TASK INSTRUCTIONS
Show every line where "携有衿之志" occurs.

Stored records
* * * * *

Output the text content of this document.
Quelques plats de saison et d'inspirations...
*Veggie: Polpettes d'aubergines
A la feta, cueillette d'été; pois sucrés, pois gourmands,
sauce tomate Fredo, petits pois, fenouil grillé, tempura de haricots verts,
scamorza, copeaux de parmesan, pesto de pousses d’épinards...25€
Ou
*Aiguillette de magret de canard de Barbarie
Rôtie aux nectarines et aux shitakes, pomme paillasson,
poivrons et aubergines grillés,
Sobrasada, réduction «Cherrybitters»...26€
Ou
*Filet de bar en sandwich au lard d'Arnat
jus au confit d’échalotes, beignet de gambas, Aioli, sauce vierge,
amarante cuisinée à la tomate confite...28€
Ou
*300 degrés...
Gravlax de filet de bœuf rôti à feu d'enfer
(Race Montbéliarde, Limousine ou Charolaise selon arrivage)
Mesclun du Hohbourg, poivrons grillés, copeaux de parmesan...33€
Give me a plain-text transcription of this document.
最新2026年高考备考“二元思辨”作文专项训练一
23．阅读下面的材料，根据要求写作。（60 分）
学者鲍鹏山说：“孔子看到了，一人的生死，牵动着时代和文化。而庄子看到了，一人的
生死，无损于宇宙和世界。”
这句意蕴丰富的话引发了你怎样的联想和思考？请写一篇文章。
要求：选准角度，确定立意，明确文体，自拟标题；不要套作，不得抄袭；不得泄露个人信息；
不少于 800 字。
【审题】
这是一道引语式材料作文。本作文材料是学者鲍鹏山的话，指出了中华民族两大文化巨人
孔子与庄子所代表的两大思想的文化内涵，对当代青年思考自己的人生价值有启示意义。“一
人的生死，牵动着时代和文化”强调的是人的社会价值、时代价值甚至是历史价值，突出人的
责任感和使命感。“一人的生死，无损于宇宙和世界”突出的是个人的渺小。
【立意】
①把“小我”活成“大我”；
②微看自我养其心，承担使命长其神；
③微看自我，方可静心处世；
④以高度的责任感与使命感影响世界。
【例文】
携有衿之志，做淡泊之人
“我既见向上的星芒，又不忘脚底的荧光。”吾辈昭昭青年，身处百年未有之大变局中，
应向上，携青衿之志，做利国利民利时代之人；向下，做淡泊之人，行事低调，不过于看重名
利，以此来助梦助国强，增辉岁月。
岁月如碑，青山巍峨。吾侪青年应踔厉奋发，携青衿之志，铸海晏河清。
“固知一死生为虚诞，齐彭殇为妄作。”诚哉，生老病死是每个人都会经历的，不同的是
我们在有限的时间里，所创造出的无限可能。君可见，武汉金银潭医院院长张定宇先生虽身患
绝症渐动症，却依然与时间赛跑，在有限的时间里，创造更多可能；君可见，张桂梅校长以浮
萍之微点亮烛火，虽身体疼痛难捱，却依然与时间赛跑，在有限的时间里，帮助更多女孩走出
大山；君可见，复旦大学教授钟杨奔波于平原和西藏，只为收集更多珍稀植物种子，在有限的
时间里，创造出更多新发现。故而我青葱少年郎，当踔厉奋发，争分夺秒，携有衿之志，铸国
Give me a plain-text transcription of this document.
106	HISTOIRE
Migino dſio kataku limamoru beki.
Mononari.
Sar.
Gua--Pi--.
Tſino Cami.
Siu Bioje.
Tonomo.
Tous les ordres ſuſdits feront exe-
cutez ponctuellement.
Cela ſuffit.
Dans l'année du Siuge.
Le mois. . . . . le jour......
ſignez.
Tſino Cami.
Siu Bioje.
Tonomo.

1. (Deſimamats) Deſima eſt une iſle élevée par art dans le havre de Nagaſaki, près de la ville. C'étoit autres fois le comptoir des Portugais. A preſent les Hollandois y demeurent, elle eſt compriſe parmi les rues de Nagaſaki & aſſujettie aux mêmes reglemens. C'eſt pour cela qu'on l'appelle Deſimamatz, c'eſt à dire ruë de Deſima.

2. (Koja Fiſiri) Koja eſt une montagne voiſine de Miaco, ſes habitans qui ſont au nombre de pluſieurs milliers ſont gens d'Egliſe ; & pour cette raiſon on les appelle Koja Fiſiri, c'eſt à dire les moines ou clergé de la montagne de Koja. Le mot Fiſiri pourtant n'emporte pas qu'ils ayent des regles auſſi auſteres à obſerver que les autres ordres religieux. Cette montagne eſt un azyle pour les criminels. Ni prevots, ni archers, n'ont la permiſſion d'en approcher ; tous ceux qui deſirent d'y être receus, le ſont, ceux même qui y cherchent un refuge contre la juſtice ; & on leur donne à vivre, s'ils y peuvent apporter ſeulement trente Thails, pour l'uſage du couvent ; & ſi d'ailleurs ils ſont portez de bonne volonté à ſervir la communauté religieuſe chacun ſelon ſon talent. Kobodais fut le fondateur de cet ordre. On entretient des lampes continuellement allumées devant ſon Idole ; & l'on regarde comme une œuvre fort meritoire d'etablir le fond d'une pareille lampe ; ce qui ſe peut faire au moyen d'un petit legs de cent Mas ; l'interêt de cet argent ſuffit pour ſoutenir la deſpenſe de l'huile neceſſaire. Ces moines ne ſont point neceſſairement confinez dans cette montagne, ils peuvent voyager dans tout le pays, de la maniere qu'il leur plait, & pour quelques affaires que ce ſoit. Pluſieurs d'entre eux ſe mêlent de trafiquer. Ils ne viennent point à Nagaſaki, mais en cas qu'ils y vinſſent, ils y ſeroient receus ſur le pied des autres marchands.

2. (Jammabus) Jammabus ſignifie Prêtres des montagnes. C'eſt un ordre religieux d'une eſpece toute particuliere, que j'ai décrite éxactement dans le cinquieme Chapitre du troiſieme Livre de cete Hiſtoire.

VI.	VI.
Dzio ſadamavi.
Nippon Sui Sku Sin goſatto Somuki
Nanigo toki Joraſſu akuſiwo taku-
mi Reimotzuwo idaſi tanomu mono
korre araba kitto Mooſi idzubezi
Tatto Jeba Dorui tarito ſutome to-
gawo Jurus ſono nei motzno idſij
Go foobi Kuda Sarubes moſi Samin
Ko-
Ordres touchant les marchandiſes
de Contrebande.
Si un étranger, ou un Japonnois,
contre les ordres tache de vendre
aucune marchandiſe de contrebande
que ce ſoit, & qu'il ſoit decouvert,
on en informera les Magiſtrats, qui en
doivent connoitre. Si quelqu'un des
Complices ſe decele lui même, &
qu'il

* * * * *

WORKED ANSWER
携有衿之志，做淡泊之人
时间里，创造出更多新发现。故而我青葱少年郎，当踔厉奋发，争分夺秒，携有衿之志，铸国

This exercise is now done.